● Extracted records

[BEGIN]

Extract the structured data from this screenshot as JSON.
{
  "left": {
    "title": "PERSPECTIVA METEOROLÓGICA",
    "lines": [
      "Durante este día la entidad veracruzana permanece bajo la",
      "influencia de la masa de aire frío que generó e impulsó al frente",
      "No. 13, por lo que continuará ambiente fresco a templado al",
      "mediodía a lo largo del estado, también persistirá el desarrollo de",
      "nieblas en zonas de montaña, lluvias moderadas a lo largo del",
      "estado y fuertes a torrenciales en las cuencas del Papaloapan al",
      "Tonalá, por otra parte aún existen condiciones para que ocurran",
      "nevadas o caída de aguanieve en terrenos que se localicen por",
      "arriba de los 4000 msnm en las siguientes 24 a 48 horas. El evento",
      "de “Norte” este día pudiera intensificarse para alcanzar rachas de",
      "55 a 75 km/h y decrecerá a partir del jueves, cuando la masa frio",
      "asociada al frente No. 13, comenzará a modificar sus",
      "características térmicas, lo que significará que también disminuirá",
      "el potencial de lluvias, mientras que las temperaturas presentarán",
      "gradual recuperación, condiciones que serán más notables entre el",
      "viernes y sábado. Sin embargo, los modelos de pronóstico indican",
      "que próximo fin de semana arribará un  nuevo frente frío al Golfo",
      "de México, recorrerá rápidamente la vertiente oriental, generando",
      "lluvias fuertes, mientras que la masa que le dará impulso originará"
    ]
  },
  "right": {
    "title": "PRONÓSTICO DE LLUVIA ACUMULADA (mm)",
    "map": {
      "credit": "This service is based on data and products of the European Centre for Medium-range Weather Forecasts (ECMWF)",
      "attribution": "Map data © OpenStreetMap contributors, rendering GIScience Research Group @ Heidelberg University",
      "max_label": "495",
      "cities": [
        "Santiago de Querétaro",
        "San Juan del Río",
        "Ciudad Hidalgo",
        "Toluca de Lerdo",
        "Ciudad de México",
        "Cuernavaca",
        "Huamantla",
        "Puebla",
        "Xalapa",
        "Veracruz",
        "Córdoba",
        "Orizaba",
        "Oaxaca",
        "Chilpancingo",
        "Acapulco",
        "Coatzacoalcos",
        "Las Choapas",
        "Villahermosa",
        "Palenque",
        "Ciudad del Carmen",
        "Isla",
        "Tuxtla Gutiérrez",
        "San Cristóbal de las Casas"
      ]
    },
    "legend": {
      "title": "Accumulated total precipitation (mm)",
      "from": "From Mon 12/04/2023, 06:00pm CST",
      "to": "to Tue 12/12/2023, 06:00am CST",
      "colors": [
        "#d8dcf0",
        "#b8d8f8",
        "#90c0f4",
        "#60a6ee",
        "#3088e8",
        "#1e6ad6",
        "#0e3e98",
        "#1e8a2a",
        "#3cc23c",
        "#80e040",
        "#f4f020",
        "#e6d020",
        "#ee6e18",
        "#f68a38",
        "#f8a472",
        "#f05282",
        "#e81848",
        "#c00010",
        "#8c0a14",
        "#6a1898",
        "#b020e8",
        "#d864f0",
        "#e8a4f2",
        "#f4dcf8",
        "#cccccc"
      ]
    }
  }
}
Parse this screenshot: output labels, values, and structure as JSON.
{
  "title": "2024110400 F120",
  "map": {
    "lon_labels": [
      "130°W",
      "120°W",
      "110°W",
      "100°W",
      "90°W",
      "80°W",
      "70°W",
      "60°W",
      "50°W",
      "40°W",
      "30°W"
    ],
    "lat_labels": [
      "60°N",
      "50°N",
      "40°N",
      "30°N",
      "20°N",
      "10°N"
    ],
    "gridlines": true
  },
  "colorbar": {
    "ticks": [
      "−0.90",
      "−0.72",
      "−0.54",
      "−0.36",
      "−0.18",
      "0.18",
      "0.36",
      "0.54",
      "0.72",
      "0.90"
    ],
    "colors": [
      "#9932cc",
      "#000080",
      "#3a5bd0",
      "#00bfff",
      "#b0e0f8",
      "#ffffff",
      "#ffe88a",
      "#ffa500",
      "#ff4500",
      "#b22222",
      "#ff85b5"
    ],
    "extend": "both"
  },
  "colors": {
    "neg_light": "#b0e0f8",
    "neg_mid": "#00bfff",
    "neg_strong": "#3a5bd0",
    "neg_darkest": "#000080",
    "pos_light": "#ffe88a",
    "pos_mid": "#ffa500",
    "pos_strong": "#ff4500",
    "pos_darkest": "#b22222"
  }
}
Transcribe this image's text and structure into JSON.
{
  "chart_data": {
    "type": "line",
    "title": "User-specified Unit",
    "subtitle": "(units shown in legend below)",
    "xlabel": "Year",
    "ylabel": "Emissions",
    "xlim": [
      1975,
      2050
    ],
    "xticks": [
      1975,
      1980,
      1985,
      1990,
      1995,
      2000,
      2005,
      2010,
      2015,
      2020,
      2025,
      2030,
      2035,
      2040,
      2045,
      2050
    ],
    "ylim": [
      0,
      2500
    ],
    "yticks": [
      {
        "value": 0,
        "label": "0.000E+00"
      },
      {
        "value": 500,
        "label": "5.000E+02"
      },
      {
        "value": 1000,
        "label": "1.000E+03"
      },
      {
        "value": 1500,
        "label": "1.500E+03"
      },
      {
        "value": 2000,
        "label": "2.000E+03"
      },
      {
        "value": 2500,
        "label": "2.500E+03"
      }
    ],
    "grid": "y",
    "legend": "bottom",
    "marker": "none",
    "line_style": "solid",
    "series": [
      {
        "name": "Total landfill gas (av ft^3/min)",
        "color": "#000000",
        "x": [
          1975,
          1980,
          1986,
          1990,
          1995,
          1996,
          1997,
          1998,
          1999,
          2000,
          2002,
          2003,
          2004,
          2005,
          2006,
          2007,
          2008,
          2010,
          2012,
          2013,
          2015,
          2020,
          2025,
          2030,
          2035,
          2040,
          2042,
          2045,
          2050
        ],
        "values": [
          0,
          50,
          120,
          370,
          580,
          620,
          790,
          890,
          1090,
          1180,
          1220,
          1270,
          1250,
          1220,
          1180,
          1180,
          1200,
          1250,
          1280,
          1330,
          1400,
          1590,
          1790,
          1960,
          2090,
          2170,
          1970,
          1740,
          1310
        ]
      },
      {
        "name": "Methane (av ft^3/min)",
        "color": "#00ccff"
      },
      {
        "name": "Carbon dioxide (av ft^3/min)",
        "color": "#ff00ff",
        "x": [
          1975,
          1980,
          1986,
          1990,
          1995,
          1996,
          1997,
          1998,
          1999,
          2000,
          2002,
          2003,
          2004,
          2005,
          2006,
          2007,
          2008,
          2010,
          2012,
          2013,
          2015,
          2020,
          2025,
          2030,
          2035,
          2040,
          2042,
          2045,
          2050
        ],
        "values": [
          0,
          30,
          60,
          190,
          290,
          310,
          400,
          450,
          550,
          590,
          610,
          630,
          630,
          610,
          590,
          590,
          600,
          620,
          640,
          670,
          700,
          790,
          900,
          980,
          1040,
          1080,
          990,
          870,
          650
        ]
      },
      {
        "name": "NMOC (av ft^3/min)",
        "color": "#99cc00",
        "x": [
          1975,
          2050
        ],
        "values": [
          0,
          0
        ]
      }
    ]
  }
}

[END]

● Problem statement
Output the full listing exactly as it stands.

● Written reply
Extract the structured data from this screenshot as JSON.
{
  "left": {
    "title": "PERSPECTIVA METEOROLÓGICA",
    "lines": [
      "Durante este día la entidad veracruzana permanece bajo la",
      "influencia de la masa de aire frío que generó e impulsó al frente",
      "No. 13, por lo que continuará ambiente fresco a templado al",
      "mediodía a lo largo del estado, también persistirá el desarrollo de",
      "nieblas en zonas de montaña, lluvias moderadas a lo largo del",
      "estado y fuertes a torrenciales en las cuencas del Papaloapan al",
      "Tonalá, por otra parte aún existen condiciones para que ocurran",
      "nevadas o caída de aguanieve en terrenos que se localicen por",
      "arriba de los 4000 msnm en las siguientes 24 a 48 horas. El evento",
      "de “Norte” este día pudiera intensificarse para alcanzar rachas de",
      "55 a 75 km/h y decrecerá a partir del jueves, cuando la masa frio",
      "asociada al frente No. 13, comenzará a modificar sus",
      "características térmicas, lo que significará que también disminuirá",
      "el potencial de lluvias, mientras que las temperaturas presentarán",
      "gradual recuperación, condiciones que serán más notables entre el",
      "viernes y sábado. Sin embargo, los modelos de pronóstico indican",
      "que próximo fin de semana arribará un  nuevo frente frío al Golfo",
      "de México, recorrerá rápidamente la vertiente oriental, generando",
      "lluvias fuertes, mientras que la masa que le dará impulso originará"
    ]
  },
  "right": {
    "title": "PRONÓSTICO DE LLUVIA ACUMULADA (mm)",
    "map": {
      "credit": "This service is based on data and products of the European Centre for Medium-range Weather Forecasts (ECMWF)",
      "attribution": "Map data © OpenStreetMap contributors, rendering GIScience Research Group @ Heidelberg University",
      "max_label": "495",
      "cities": [
        "Santiago de Querétaro",
        "San Juan del Río",
        "Ciudad Hidalgo",
        "Toluca de Lerdo",
        "Ciudad de México",
        "Cuernavaca",
        "Huamantla",
        "Puebla",
        "Xalapa",
        "Veracruz",
        "Córdoba",
        "Orizaba",
        "Oaxaca",
        "Chilpancingo",
        "Acapulco",
        "Coatzacoalcos",
        "Las Choapas",
        "Villahermosa",
        "Palenque",
        "Ciudad del Carmen",
        "Isla",
        "Tuxtla Gutiérrez",
        "San Cristóbal de las Casas"
      ]
    },
    "legend": {
      "title": "Accumulated total precipitation (mm)",
      "from": "From Mon 12/04/2023, 06:00pm CST",
      "to": "to Tue 12/12/2023, 06:00am CST",
      "colors": [
        "#d8dcf0",
        "#b8d8f8",
        "#90c0f4",
        "#60a6ee",
        "#3088e8",
        "#1e6ad6",
        "#0e3e98",
        "#1e8a2a",
        "#3cc23c",
        "#80e040",
        "#f4f020",
        "#e6d020",
        "#ee6e18",
        "#f68a38",
        "#f8a472",
        "#f05282",
        "#e81848",
        "#c00010",
        "#8c0a14",
        "#6a1898",
        "#b020e8",
        "#d864f0",
        "#e8a4f2",
        "#f4dcf8",
        "#cccccc"
      ]
    }
  }
}
Parse this screenshot: output labels, values, and structure as JSON.
{
  "title": "2024110400 F120",
  "map": {
    "lon_labels": [
      "130°W",
      "120°W",
      "110°W",
      "100°W",
      "90°W",
      "80°W",
      "70°W",
      "60°W",
      "50°W",
      "40°W",
      "30°W"
    ],
    "lat_labels": [
      "60°N",
      "50°N",
      "40°N",
      "30°N",
      "20°N",
      "10°N"
    ],
    "gridlines": true
  },
  "colorbar": {
    "ticks": [
      "−0.90",
      "−0.72",
      "−0.54",
      "−0.36",
      "−0.18",
      "0.18",
      "0.36",
      "0.54",
      "0.72",
      "0.90"
    ],
    "colors": [
      "#9932cc",
      "#000080",
      "#3a5bd0",
      "#00bfff",
      "#b0e0f8",
      "#ffffff",
      "#ffe88a",
      "#ffa500",
      "#ff4500",
      "#b22222",
      "#ff85b5"
    ],
    "extend": "both"
  },
  "colors": {
    "neg_light": "#b0e0f8",
    "neg_mid": "#00bfff",
    "neg_strong": "#3a5bd0",
    "neg_darkest": "#000080",
    "pos_light": "#ffe88a",
    "pos_mid": "#ffa500",
    "pos_strong": "#ff4500",
    "pos_darkest": "#b22222"
  }
}
Transcribe this image's text and structure into JSON.
{
  "chart_data": {
    "type": "line",
    "title": "User-specified Unit",
    "subtitle": "(units shown in legend below)",
    "xlabel": "Year",
    "ylabel": "Emissions",
    "xlim": [
      1975,
      2050
    ],
    "xticks": [
      1975,
      1980,
      1985,
      1990,
      1995,
      2000,
      2005,
      2010,
      2015,
      2020,
      2025,
      2030,
      2035,
      2040,
      2045,
      2050
    ],
    "ylim": [
      0,
      2500
    ],
    "yticks": [
      {
        "value": 0,
        "label": "0.000E+00"
      },
      {
        "value": 500,
        "label": "5.000E+02"
      },
      {
        "value": 1000,
        "label": "1.000E+03"
      },
      {
        "value": 1500,
        "label": "1.500E+03"
      },
      {
        "value": 2000,
        "label": "2.000E+03"
      },
      {
        "value": 2500,
        "label": "2.500E+03"
      }
    ],
    "grid": "y",
    "legend": "bottom",
    "marker": "none",
    "line_style": "solid",
    "series": [
      {
        "name": "Total landfill gas (av ft^3/min)",
        "color": "#000000",
        "x": [
          1975,
          1980,
          1986,
          1990,
          1995,
          1996,
          1997,
          1998,
          1999,
          2000,
          2002,
          2003,
          2004,
          2005,
          2006,
          2007,
          2008,
          2010,
          2012,
          2013,
          2015,
          2020,
          2025,
          2030,
          2035,
          2040,
          2042,
          2045,
          2050
        ],
        "values": [
          0,
          50,
          120,
          370,
          580,
          620,
          790,
          890,
          1090,
          1180,
          1220,
          1270,
          1250,
          1220,
          1180,
          1180,
          1200,
          1250,
          1280,
          1330,
          1400,
          1590,
          1790,
          1960,
          2090,
          2170,
          1970,
          1740,
          1310
        ]
      },
      {
        "name": "Methane (av ft^3/min)",
        "color": "#00ccff"
      },
      {
        "name": "Carbon dioxide (av ft^3/min)",
        "color": "#ff00ff",
        "x": [
          1975,
          1980,
          1986,
          1990,
          1995,
          1996,
          1997,
          1998,
          1999,
          2000,
          2002,
          2003,
          2004,
          2005,
          2006,
          2007,
          2008,
          2010,
          2012,
          2013,
          2015,
          2020,
          2025,
          2030,
          2035,
          2040,
          2042,
          2045,
          2050
        ],
        "values": [
          0,
          30,
          60,
          190,
          290,
          310,
          400,
          450,
          550,
          590,
          610,
          630,
          630,
          610,
          590,
          590,
          600,
          620,
          640,
          670,
          700,
          790,
          900,
          980,
          1040,
          1080,
          990,
          870,
          650
        ]
      },
      {
        "name": "NMOC (av ft^3/min)",
        "color": "#99cc00",
        "x": [
          1975,
          2050
        ],
        "values": [
          0,
          0
        ]
      }
    ]
  }
}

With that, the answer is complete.